Required action A ▸ In the article about Gavin Rumgay, what match record does he carry into the end-of-season play-offs in Switzerland?
Required action B ▸ Rewrite the paragraph of the article about Gavin Rumgay that begins "But perhaps the biggest potential game changer" more briefly, keeping its main facts.
Required action C ▸ Continue the article about Gavin Rumgay from the point where it stops.

Passage for review ▸
AT the age of 32, new possibilities are opening up for Gavin Rumgay. Not only does Scotland's top table tennis exponent stand on the edge of history this weekend as he pursues a record-equalling 12th Scottish national title in Perth, but he is in the form of his life, entering the end of season play-offs in Switzerland with a 30: 2 match record which is better than any other player in the country.

But perhaps the biggest potential game changer of all is the fact that legendary sports impresario Barry Hearn is now taking an interest in the variant of the sport known as ping pong, which uses a sandpaper racket rather than one with sponge and rubber. The man who made his name in snooker during the 1980s and has transformed darts into a global phenomenon is now promising ping pong Premier Leagues, and summer trips to China with million-pound prize purses on the line. It all plays to the strengths of the versatile Rumgay, a man who used to show Andy Murray a thing or two on the tennis court when they were teenagers and knows his way around badminton courts and the golf course too.

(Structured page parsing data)
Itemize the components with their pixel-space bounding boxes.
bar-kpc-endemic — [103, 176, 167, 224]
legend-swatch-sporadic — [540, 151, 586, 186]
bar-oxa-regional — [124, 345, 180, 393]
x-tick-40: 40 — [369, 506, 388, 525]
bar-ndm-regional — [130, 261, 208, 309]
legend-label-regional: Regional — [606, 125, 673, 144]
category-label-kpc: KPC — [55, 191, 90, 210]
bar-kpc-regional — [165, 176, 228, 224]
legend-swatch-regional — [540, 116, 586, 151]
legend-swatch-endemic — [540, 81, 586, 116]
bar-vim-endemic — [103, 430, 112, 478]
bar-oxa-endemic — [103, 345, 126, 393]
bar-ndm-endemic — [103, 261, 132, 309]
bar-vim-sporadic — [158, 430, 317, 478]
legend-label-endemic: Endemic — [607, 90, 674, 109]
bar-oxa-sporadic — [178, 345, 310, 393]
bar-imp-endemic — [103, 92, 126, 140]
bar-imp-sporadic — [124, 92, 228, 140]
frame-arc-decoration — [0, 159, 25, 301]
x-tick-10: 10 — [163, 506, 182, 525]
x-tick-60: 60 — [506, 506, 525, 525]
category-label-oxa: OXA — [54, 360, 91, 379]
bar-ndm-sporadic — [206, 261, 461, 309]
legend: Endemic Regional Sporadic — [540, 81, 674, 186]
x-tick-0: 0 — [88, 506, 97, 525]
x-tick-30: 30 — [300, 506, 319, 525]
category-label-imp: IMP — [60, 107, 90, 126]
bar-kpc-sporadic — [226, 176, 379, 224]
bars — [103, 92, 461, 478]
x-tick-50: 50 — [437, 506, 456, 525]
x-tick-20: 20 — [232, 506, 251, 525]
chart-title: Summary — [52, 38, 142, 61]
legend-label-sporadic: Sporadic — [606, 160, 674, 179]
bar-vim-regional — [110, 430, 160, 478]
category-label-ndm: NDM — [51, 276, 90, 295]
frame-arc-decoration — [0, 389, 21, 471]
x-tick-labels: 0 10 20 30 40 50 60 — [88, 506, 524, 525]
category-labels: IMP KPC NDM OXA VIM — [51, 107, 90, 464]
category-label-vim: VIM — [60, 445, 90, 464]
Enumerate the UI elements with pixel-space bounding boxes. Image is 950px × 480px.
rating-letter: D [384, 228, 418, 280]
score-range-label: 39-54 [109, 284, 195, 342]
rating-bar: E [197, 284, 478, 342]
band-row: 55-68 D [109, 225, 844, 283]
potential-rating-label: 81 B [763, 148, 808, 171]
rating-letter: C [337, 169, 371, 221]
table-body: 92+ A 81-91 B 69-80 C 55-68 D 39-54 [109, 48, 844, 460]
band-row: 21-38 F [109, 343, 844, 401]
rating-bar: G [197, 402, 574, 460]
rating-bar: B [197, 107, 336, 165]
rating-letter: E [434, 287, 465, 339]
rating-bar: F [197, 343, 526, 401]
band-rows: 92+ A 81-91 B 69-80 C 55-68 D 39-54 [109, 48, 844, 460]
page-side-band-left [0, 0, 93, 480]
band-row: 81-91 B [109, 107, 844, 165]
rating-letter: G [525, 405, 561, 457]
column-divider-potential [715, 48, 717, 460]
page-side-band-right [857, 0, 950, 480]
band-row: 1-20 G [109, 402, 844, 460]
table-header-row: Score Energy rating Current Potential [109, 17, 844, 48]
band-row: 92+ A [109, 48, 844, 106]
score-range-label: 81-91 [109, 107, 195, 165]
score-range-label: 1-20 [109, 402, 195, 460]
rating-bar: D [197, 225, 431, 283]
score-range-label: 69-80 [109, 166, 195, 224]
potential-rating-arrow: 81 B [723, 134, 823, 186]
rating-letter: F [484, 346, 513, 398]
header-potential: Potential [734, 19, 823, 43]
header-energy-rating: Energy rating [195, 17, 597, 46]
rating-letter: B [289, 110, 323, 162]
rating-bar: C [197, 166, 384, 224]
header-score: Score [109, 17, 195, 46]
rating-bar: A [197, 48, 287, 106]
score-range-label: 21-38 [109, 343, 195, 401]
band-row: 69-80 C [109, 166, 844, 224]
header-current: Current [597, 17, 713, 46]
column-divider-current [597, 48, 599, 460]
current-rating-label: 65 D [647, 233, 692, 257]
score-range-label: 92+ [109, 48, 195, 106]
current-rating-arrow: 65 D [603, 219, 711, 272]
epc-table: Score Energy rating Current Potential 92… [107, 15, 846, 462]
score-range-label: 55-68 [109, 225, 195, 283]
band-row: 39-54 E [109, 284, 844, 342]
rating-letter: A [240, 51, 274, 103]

Response A ▸ A 30:2 match record, better than any other player in the country.

Response B ▸ The biggest potential change may be Barry Hearn's interest in ping pong, the form of the sport played with a sandpaper racket instead of one with sponge and rubber. Hearn made his name in snooker in the 1980s and turned darts into a global phenomenon. He is now promising ping pong Premier Leagues and summer trips to China with million-pound prize purses. This suits the versatile Rumgay, who as a teenager used to show Andy Murray a thing or two on the tennis court and also knows his way around badminton and golf.

Response C ▸
Only 30% of Rumgay's earnings these days come from competitive play - the rest is generated from sponsors like BrewDog & Planet International and his racket sports and coaching business in Chingford - but like both Andy and Jamie Murray, the mature phase of the Scot's career promises to be its most productive. His competition at this weekend's event at Bell's Sports Centre is limited by the shoulder injury to Scottish No 2 Craig Howieson. "At the moment Euan Walker holds the record but I have won the last five and have got eleven in total, so this is the one this year which would equal the record," Rumgay told Herald Sport. "It would be good if I could manage it.

"I would say this is the best table tennis of my life," added the 32-year-old, who plays with his own branded racket, the 'Rumgay Reactor', and whose participation in Glasgow 2014 saw him famed for his 'wedgie' celebration. "I can only go with the results of these matches out in Switzerland, when you are playing guys who have qualified for the Olympics, good players who have played in the [German] Bundesliga and all the other good leagues."

For the record Rumgay ranks the Swiss league - where foreign stars like him, at UGS Chenois, mingle with the one member of your three-man team which must be local - behind Germany, France and Sweden in terms of prestige in Europe, with the Chinese Premier League ahead of that. But victory would take him into an inter-European competition modelled on the Champions League in football for the first time, not to mention keeping him under contract for the foreseeable future. This is a sport where players have an extended shelf life: most of the top 100 players with whom he will vying with for a place in this May's World Championships in Dusseldorf are in their 30s, and Olympic semi-finalist Vladimir Samsonov of Belarus is in his 40s.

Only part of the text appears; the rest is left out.